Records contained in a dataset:
↓
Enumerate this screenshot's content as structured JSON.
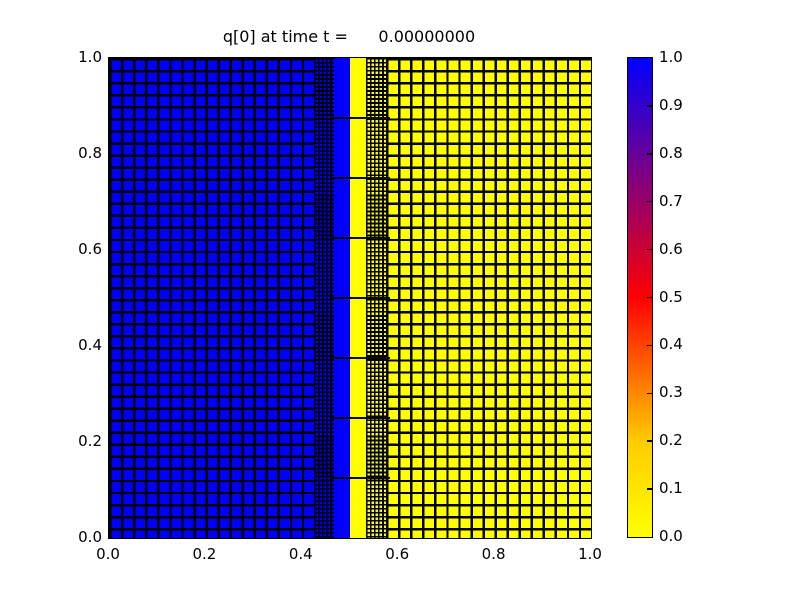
{
  "chart_data": {
    "type": "heatmap",
    "title": "q[0] at time t =      0.00000000",
    "xlabel": "",
    "ylabel": "",
    "xlim": [
      0.0,
      1.0
    ],
    "ylim": [
      0.0,
      1.0
    ],
    "x_ticks": [
      "0.0",
      "0.2",
      "0.4",
      "0.6",
      "0.8",
      "1.0"
    ],
    "y_ticks": [
      "0.0",
      "0.2",
      "0.4",
      "0.6",
      "0.8",
      "1.0"
    ],
    "field_values": [
      {
        "x_range": [
          0.0,
          0.5
        ],
        "q_value": 1.0,
        "color": "#0000fa"
      },
      {
        "x_range": [
          0.5,
          1.0
        ],
        "q_value": 0.0,
        "color": "#ffff00"
      }
    ],
    "mesh": {
      "line_color": "#000000",
      "coarse_spacing": 0.025,
      "fine_spacing": 0.0083333,
      "regions": [
        {
          "x0": 0.0,
          "x1": 0.425,
          "fill": "#0000fa",
          "grid": "coarse"
        },
        {
          "x0": 0.425,
          "x1": 0.4667,
          "fill": "#0000fa",
          "grid": "fine"
        },
        {
          "x0": 0.4667,
          "x1": 0.5,
          "fill": "#0000fa",
          "grid": "none"
        },
        {
          "x0": 0.5,
          "x1": 0.5333,
          "fill": "#ffff00",
          "grid": "none"
        },
        {
          "x0": 0.5333,
          "x1": 0.575,
          "fill": "#ffff00",
          "grid": "fine"
        },
        {
          "x0": 0.575,
          "x1": 1.0,
          "fill": "#ffff00",
          "grid": "coarse"
        }
      ],
      "patch_boundaries_y": [
        0.125,
        0.25,
        0.375,
        0.5,
        0.625,
        0.75,
        0.875
      ],
      "patch_boundary_x_range": [
        0.4583,
        0.5833
      ]
    },
    "colorbar": {
      "ticks": [
        "1.0",
        "0.9",
        "0.8",
        "0.7",
        "0.6",
        "0.5",
        "0.4",
        "0.3",
        "0.2",
        "0.1",
        "0.0"
      ],
      "gradient_stops": [
        {
          "v": 0.0,
          "color": "#ffff00"
        },
        {
          "v": 0.2,
          "color": "#ffcc00"
        },
        {
          "v": 0.5,
          "color": "#ff0000"
        },
        {
          "v": 0.75,
          "color": "#800080"
        },
        {
          "v": 1.0,
          "color": "#0000ff"
        }
      ]
    }
  }
}
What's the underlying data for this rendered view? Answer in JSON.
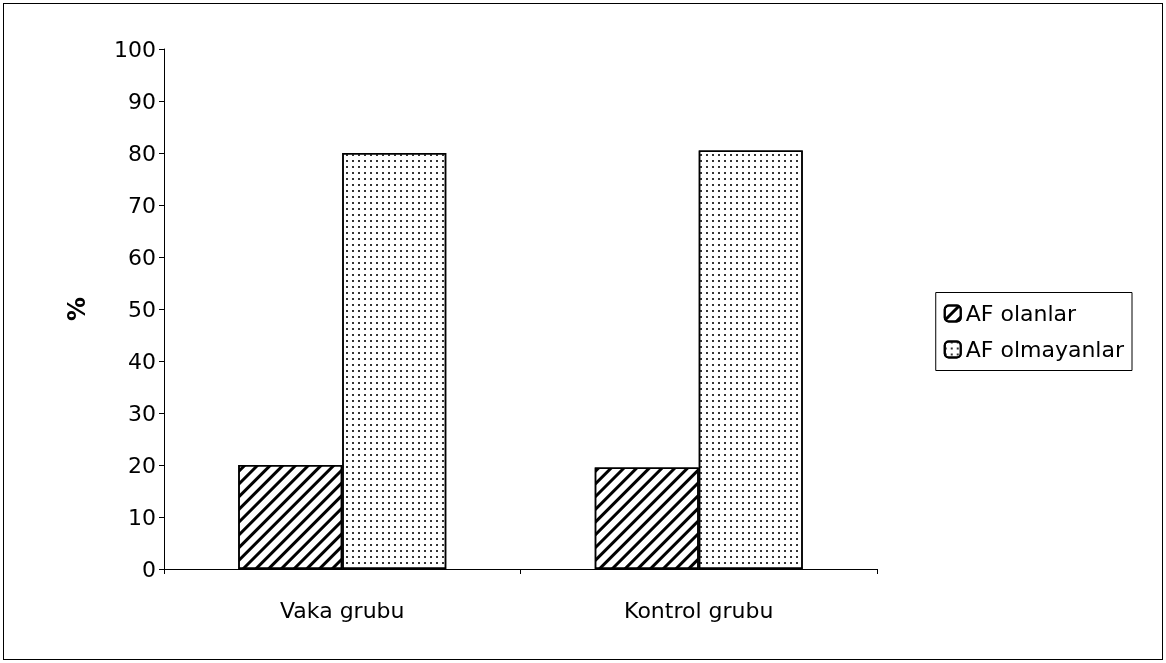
{
  "chart_data": {
    "type": "bar",
    "ylabel": "%",
    "categories": [
      "Vaka grubu",
      "Kontrol grubu"
    ],
    "series": [
      {
        "name": "AF olanlar",
        "color": "#ffffff",
        "values": [
          20,
          19.5
        ]
      },
      {
        "name": "AF olmayanlar",
        "color": "#ffffff",
        "values": [
          80,
          80.5
        ]
      }
    ],
    "ylim": [
      0,
      100
    ],
    "yticks": [
      0,
      10,
      20,
      30,
      40,
      50,
      60,
      70,
      80,
      90,
      100
    ],
    "grid": false,
    "legend": "right"
  }
}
↑
> What this task involves:
Each record above should be copied character for character, with pictures dropped.

> Answer:
Enumerate this screenshot's content as structured JSON.
{
  "chart_data": {
    "type": "heatmap",
    "title": "q[0] at time t =      0.00000000",
    "xlabel": "",
    "ylabel": "",
    "xlim": [
      0.0,
      1.0
    ],
    "ylim": [
      0.0,
      1.0
    ],
    "x_ticks": [
      "0.0",
      "0.2",
      "0.4",
      "0.6",
      "0.8",
      "1.0"
    ],
    "y_ticks": [
      "0.0",
      "0.2",
      "0.4",
      "0.6",
      "0.8",
      "1.0"
    ],
    "field_values": [
      {
        "x_range": [
          0.0,
          0.5
        ],
        "q_value": 1.0,
        "color": "#0000fa"
      },
      {
        "x_range": [
          0.5,
          1.0
        ],
        "q_value": 0.0,
        "color": "#ffff00"
      }
    ],
    "mesh": {
      "line_color": "#000000",
      "coarse_spacing": 0.025,
      "fine_spacing": 0.0083333,
      "regions": [
        {
          "x0": 0.0,
          "x1": 0.425,
          "fill": "#0000fa",
          "grid": "coarse"
        },
        {
          "x0": 0.425,
          "x1": 0.4667,
          "fill": "#0000fa",
          "grid": "fine"
        },
        {
          "x0": 0.4667,
          "x1": 0.5,
          "fill": "#0000fa",
          "grid": "none"
        },
        {
          "x0": 0.5,
          "x1": 0.5333,
          "fill": "#ffff00",
          "grid": "none"
        },
        {
          "x0": 0.5333,
          "x1": 0.575,
          "fill": "#ffff00",
          "grid": "fine"
        },
        {
          "x0": 0.575,
          "x1": 1.0,
          "fill": "#ffff00",
          "grid": "coarse"
        }
      ],
      "patch_boundaries_y": [
        0.125,
        0.25,
        0.375,
        0.5,
        0.625,
        0.75,
        0.875
      ],
      "patch_boundary_x_range": [
        0.4583,
        0.5833
      ]
    },
    "colorbar": {
      "ticks": [
        "1.0",
        "0.9",
        "0.8",
        "0.7",
        "0.6",
        "0.5",
        "0.4",
        "0.3",
        "0.2",
        "0.1",
        "0.0"
      ],
      "gradient_stops": [
        {
          "v": 0.0,
          "color": "#ffff00"
        },
        {
          "v": 0.2,
          "color": "#ffcc00"
        },
        {
          "v": 0.5,
          "color": "#ff0000"
        },
        {
          "v": 0.75,
          "color": "#800080"
        },
        {
          "v": 1.0,
          "color": "#0000ff"
        }
      ]
    }
  }
}
What's the underlying data for this rendered view? Answer in JSON.
{
  "chart_data": {
    "type": "bar",
    "ylabel": "%",
    "categories": [
      "Vaka grubu",
      "Kontrol grubu"
    ],
    "series": [
      {
        "name": "AF olanlar",
        "color": "#ffffff",
        "values": [
          20,
          19.5
        ]
      },
      {
        "name": "AF olmayanlar",
        "color": "#ffffff",
        "values": [
          80,
          80.5
        ]
      }
    ],
    "ylim": [
      0,
      100
    ],
    "yticks": [
      0,
      10,
      20,
      30,
      40,
      50,
      60,
      70,
      80,
      90,
      100
    ],
    "grid": false,
    "legend": "right"
  }
}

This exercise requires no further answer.